"""

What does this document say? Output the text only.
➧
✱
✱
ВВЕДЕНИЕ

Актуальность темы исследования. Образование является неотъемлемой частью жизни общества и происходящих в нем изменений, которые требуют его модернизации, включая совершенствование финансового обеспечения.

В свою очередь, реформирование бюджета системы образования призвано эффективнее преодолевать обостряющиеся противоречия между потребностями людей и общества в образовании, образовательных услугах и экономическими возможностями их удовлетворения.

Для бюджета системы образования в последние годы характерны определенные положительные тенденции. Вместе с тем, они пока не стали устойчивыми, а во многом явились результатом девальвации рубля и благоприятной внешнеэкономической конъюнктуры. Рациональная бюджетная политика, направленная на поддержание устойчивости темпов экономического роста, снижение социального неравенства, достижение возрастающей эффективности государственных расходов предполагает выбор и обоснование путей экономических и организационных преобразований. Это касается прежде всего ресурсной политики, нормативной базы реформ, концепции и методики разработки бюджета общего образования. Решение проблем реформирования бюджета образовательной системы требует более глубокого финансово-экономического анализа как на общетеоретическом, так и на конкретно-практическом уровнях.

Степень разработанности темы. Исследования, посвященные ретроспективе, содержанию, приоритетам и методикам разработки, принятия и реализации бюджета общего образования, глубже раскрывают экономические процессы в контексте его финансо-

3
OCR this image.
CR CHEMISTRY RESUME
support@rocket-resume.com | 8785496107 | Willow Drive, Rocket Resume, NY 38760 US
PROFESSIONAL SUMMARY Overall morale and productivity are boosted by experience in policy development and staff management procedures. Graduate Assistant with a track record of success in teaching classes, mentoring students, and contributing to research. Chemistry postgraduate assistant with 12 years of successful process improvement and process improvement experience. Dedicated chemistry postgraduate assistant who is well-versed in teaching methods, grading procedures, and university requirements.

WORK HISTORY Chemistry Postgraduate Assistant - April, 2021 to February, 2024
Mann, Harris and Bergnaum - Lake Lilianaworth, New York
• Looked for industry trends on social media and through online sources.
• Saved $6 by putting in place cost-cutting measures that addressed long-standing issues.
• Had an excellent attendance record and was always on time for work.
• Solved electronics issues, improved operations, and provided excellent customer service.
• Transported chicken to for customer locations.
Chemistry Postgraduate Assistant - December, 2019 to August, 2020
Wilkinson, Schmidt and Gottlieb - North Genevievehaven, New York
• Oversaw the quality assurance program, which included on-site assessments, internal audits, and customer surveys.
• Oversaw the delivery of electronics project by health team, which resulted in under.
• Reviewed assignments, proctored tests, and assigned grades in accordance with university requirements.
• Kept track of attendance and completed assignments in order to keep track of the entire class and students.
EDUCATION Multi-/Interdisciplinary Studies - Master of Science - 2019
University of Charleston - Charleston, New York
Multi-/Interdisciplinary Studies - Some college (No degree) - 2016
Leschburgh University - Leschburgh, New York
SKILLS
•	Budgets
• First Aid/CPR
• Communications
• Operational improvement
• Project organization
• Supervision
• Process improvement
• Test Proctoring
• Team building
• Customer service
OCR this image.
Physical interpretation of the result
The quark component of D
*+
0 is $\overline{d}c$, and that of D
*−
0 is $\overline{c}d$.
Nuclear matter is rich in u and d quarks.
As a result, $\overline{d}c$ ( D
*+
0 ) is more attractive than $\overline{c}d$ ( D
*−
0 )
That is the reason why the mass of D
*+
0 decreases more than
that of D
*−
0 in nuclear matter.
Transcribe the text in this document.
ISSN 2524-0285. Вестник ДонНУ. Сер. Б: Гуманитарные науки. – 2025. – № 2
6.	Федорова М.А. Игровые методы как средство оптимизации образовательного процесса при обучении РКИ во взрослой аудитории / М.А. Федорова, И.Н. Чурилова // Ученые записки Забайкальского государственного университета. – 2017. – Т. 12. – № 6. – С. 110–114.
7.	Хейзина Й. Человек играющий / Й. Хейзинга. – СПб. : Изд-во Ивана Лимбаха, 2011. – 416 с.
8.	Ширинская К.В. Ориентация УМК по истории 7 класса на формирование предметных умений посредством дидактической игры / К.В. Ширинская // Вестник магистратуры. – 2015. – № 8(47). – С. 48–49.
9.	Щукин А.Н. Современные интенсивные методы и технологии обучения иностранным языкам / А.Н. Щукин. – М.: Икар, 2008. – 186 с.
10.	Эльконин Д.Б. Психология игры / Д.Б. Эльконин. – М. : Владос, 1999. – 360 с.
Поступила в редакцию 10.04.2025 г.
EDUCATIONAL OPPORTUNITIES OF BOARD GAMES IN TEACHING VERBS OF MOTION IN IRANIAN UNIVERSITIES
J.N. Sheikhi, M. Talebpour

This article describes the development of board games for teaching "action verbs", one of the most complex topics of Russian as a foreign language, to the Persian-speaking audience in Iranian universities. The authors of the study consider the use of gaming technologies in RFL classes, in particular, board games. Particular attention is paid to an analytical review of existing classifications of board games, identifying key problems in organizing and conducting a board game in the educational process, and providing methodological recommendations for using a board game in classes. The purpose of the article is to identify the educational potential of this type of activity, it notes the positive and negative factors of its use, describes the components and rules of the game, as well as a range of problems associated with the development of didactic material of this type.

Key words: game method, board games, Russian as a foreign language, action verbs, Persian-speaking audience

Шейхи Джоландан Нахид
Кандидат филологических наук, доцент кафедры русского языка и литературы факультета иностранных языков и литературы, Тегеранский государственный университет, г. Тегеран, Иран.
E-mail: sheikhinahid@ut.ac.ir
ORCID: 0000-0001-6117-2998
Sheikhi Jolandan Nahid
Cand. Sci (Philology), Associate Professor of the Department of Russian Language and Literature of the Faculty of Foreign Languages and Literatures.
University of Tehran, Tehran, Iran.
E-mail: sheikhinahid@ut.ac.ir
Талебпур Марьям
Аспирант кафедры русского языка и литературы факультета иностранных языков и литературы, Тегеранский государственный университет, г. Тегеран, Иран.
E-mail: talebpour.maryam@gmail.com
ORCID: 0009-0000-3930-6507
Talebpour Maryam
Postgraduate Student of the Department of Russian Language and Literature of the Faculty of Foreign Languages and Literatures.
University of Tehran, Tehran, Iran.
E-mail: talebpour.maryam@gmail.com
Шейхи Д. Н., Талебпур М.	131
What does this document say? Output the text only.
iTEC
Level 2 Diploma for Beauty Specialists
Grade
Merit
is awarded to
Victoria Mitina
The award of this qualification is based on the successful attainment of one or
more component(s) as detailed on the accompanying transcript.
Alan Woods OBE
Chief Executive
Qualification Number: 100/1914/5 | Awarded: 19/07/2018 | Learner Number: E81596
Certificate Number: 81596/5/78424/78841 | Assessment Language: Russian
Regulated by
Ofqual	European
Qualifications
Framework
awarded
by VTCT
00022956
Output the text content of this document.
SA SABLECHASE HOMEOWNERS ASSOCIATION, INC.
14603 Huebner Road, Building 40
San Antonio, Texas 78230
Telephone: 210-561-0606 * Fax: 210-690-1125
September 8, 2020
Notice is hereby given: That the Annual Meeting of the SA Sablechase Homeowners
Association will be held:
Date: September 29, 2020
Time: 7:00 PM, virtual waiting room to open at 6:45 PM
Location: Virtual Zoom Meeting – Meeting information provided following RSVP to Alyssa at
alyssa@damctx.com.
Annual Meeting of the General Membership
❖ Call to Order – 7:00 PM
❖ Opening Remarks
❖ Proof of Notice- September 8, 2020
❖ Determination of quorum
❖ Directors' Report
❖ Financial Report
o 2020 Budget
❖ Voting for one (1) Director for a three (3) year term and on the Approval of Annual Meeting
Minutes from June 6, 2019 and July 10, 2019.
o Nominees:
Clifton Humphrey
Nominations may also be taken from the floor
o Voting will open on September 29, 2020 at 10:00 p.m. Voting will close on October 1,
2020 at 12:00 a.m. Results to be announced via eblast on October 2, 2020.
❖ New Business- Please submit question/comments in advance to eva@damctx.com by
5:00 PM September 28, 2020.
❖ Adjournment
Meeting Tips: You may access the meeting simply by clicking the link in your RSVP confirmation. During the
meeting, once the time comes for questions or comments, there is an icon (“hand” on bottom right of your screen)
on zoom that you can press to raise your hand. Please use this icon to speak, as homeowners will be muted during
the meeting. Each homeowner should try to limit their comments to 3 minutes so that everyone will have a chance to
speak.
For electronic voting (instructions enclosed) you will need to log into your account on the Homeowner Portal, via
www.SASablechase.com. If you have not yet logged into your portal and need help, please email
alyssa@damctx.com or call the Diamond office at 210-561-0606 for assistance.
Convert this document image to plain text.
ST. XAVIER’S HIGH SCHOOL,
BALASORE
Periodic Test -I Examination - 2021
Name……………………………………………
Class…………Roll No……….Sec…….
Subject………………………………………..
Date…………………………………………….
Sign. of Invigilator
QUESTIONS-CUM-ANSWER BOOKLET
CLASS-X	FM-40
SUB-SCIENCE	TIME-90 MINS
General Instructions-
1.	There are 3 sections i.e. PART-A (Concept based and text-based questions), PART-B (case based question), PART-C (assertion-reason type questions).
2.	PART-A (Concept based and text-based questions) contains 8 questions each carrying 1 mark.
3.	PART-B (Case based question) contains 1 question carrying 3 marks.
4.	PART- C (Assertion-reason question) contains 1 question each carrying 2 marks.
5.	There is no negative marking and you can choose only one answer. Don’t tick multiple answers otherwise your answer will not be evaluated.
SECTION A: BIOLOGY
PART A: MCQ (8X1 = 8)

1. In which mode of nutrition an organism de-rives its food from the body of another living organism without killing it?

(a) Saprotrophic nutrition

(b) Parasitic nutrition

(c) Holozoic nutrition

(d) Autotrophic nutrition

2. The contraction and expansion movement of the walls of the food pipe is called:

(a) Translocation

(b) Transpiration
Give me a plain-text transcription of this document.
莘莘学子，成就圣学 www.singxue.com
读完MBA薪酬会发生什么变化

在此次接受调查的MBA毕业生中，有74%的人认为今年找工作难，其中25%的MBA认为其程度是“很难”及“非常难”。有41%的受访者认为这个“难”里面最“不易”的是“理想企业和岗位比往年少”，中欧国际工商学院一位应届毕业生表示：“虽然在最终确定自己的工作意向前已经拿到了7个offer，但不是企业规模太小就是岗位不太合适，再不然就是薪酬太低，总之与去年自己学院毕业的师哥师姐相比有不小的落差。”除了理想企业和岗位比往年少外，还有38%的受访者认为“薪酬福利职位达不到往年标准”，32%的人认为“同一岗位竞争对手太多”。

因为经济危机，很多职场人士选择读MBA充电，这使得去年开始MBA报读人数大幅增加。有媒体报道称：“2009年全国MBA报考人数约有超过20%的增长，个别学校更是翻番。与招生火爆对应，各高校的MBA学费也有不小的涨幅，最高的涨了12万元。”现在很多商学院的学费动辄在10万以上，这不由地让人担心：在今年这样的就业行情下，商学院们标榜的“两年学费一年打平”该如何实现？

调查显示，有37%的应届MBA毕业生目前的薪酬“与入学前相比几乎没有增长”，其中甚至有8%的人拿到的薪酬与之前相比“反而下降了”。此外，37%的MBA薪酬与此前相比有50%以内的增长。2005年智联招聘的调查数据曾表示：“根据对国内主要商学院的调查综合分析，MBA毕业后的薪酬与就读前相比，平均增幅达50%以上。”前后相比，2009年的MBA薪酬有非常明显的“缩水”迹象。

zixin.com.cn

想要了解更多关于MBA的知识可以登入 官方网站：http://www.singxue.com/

"""

DIRECTION - Return exactly, and only, the line containing "Give me a plain-text" and every line after it through the end of the material.

WRITTEN ANSWER -
Give me a plain-text transcription of this document.
莘莘学子，成就圣学 www.singxue.com
读完MBA薪酬会发生什么变化

在此次接受调查的MBA毕业生中，有74%的人认为今年找工作难，其中25%的MBA认为其程度是“很难”及“非常难”。有41%的受访者认为这个“难”里面最“不易”的是“理想企业和岗位比往年少”，中欧国际工商学院一位应届毕业生表示：“虽然在最终确定自己的工作意向前已经拿到了7个offer，但不是企业规模太小就是岗位不太合适，再不然就是薪酬太低，总之与去年自己学院毕业的师哥师姐相比有不小的落差。”除了理想企业和岗位比往年少外，还有38%的受访者认为“薪酬福利职位达不到往年标准”，32%的人认为“同一岗位竞争对手太多”。

因为经济危机，很多职场人士选择读MBA充电，这使得去年开始MBA报读人数大幅增加。有媒体报道称：“2009年全国MBA报考人数约有超过20%的增长，个别学校更是翻番。与招生火爆对应，各高校的MBA学费也有不小的涨幅，最高的涨了12万元。”现在很多商学院的学费动辄在10万以上，这不由地让人担心：在今年这样的就业行情下，商学院们标榜的“两年学费一年打平”该如何实现？

调查显示，有37%的应届MBA毕业生目前的薪酬“与入学前相比几乎没有增长”，其中甚至有8%的人拿到的薪酬与之前相比“反而下降了”。此外，37%的MBA薪酬与此前相比有50%以内的增长。2005年智联招聘的调查数据曾表示：“根据对国内主要商学院的调查综合分析，MBA毕业后的薪酬与就读前相比，平均增幅达50%以上。”前后相比，2009年的MBA薪酬有非常明显的“缩水”迹象。

zixin.com.cn

想要了解更多关于MBA的知识可以登入 官方网站：http://www.singxue.com/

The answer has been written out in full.